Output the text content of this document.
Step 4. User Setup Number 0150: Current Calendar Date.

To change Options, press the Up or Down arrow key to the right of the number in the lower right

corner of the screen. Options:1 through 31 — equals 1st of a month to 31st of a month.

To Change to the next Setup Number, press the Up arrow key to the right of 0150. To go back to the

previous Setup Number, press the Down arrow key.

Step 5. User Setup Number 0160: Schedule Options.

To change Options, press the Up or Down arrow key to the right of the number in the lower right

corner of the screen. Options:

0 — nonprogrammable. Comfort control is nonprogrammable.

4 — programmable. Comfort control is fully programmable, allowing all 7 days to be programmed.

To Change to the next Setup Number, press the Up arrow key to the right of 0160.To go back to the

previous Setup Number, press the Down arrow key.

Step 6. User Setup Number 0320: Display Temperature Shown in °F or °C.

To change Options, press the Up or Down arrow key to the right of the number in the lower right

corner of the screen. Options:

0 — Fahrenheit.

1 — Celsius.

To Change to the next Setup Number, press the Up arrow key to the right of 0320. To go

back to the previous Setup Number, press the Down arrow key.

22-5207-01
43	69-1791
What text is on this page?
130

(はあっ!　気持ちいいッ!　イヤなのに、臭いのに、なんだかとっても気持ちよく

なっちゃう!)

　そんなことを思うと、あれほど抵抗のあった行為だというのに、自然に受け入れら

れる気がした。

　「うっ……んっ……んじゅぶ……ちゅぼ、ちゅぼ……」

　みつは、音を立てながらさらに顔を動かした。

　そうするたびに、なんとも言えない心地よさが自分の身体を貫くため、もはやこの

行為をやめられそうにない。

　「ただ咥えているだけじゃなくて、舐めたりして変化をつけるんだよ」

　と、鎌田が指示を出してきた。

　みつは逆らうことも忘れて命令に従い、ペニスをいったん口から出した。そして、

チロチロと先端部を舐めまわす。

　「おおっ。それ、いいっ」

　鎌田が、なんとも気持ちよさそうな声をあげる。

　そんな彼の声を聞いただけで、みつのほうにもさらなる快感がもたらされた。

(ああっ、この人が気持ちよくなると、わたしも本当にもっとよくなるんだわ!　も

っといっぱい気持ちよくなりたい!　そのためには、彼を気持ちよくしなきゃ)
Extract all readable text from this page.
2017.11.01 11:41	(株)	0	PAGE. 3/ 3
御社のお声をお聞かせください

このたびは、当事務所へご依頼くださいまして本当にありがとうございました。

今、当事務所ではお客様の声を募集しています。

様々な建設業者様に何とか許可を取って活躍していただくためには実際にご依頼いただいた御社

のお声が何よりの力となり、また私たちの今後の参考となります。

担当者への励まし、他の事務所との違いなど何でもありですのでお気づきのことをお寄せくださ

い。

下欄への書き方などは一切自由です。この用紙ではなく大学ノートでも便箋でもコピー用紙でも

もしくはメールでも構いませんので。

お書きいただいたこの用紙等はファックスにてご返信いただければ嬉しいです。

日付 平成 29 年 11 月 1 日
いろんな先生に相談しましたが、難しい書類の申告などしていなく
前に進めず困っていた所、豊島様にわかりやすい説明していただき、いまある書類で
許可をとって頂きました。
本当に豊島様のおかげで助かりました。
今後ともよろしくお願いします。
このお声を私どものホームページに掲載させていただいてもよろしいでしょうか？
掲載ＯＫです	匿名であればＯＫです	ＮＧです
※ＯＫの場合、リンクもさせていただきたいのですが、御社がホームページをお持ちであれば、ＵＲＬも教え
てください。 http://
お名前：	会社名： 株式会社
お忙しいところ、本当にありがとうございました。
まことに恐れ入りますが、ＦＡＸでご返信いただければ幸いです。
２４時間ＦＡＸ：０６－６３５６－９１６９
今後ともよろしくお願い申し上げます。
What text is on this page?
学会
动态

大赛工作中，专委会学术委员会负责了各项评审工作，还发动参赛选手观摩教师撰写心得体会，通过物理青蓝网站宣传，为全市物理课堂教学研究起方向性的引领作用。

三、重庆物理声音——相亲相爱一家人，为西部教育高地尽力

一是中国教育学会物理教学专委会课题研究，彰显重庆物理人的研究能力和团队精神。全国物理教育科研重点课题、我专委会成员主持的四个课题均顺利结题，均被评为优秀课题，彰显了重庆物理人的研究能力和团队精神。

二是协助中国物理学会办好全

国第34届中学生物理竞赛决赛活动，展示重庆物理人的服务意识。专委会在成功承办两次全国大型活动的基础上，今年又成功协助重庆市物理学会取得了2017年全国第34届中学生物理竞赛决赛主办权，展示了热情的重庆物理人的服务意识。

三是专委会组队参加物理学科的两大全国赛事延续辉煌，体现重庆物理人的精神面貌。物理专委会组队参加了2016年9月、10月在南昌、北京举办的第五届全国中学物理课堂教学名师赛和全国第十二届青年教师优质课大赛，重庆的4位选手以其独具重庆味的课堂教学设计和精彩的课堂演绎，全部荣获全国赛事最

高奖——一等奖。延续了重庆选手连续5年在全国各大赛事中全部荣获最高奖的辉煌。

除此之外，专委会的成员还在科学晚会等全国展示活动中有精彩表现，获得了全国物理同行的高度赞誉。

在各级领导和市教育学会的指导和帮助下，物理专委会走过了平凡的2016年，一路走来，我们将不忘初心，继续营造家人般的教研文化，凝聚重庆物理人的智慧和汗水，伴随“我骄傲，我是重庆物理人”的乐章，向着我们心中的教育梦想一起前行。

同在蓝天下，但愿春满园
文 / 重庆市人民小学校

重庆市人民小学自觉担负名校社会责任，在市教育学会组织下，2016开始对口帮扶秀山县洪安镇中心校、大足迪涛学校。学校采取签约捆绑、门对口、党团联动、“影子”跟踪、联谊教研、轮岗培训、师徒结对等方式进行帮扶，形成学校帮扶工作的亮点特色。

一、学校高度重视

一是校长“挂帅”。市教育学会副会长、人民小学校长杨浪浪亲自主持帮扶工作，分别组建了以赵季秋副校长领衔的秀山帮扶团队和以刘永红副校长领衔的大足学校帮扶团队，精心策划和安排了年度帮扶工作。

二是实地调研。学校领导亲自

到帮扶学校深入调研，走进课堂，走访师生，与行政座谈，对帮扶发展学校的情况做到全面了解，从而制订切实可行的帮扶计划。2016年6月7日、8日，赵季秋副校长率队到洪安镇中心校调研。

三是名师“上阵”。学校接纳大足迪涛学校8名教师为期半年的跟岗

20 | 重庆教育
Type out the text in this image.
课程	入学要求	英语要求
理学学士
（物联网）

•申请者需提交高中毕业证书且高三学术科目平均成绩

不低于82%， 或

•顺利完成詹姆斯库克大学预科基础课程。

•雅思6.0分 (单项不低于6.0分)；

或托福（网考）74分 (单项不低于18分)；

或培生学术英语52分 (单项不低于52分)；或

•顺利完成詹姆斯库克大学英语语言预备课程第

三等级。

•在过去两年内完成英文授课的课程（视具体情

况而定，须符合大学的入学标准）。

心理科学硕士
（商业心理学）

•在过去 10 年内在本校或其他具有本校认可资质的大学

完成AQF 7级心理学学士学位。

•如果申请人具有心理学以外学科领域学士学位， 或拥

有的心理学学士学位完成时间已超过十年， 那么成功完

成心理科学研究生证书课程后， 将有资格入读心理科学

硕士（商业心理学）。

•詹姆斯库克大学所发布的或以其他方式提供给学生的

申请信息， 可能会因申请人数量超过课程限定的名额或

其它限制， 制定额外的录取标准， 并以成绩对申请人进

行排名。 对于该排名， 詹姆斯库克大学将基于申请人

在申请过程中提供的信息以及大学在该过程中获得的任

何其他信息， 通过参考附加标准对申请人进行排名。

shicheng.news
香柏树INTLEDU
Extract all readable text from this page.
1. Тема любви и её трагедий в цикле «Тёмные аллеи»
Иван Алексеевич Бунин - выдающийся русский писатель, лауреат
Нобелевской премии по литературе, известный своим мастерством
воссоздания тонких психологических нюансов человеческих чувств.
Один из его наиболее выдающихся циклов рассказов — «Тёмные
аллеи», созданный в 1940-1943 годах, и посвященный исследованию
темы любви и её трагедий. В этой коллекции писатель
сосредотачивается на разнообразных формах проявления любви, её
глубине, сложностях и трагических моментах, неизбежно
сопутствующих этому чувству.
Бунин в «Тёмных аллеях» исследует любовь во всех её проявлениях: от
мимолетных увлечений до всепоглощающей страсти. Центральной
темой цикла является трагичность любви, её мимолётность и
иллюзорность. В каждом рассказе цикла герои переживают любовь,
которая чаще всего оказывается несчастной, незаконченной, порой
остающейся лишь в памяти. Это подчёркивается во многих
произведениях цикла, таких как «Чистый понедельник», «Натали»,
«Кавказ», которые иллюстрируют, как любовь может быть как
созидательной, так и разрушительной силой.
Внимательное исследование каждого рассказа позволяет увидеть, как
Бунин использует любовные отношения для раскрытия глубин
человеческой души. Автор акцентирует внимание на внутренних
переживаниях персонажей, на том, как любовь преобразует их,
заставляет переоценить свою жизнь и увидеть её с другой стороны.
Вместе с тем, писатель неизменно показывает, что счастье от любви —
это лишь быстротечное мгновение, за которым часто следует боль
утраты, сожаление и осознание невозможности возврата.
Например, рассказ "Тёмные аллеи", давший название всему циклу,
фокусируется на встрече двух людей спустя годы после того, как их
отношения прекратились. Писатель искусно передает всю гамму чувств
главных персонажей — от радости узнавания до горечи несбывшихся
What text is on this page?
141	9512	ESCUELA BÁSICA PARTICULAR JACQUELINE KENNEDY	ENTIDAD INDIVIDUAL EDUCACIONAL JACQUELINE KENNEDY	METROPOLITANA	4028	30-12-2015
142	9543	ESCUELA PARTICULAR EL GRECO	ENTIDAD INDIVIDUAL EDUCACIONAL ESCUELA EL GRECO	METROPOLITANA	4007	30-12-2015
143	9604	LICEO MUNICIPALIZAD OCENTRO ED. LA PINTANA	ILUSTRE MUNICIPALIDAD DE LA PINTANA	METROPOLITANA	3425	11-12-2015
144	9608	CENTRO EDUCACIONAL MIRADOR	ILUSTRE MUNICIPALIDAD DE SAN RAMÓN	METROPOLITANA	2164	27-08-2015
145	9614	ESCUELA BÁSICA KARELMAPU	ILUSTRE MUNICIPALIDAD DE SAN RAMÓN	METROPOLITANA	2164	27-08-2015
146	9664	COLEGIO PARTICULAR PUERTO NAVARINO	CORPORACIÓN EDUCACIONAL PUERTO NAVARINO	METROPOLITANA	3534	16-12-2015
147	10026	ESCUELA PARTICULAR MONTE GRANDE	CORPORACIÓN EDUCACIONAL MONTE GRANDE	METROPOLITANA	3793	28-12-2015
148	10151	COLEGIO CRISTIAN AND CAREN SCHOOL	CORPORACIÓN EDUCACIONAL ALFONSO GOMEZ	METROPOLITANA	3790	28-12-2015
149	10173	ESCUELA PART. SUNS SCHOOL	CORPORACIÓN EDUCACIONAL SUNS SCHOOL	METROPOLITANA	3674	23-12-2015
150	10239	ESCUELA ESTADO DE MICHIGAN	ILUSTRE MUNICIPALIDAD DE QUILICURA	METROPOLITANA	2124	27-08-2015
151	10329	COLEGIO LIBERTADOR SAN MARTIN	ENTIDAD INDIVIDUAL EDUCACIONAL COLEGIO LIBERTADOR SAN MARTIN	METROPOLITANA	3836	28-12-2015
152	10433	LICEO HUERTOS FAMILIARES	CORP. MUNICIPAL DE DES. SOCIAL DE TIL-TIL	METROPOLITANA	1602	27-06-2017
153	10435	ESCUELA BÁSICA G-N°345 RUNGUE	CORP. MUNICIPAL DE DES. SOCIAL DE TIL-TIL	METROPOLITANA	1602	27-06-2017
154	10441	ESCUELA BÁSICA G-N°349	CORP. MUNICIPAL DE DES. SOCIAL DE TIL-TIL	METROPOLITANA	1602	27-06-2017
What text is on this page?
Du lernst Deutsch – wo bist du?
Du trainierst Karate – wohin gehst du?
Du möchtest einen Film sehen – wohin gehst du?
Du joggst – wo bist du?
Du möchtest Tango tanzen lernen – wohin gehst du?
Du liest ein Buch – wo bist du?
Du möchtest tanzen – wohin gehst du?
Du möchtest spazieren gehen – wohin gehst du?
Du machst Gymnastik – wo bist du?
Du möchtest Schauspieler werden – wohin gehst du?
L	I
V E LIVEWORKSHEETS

Your goal. Select all lines with the word "увидеть" from the entries above.

Reply to the exercise.
Внимательное исследование каждого рассказа позволяет увидеть, как
заставляет переоценить свою жизнь и увидеть её с другой стороны.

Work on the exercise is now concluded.